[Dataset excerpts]
* begin *

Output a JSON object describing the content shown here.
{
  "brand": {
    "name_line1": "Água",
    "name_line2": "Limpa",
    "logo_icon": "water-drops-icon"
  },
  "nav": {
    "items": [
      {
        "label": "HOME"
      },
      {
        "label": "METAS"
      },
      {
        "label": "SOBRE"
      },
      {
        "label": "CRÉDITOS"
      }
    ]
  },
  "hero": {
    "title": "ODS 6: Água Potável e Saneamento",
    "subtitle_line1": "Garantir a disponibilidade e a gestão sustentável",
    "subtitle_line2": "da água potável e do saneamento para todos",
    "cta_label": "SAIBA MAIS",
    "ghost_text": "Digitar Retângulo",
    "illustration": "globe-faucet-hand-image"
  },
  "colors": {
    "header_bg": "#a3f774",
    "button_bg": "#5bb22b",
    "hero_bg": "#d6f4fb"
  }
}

* end *

_Instructions to follow_.
Transcribe the whole listing exactly.

_Completed exercise_.
Output a JSON object describing the content shown here.
{
  "brand": {
    "name_line1": "Água",
    "name_line2": "Limpa",
    "logo_icon": "water-drops-icon"
  },
  "nav": {
    "items": [
      {
        "label": "HOME"
      },
      {
        "label": "METAS"
      },
      {
        "label": "SOBRE"
      },
      {
        "label": "CRÉDITOS"
      }
    ]
  },
  "hero": {
    "title": "ODS 6: Água Potável e Saneamento",
    "subtitle_line1": "Garantir a disponibilidade e a gestão sustentável",
    "subtitle_line2": "da água potável e do saneamento para todos",
    "cta_label": "SAIBA MAIS",
    "ghost_text": "Digitar Retângulo",
    "illustration": "globe-faucet-hand-image"
  },
  "colors": {
    "header_bg": "#a3f774",
    "button_bg": "#5bb22b",
    "hero_bg": "#d6f4fb"
  }
}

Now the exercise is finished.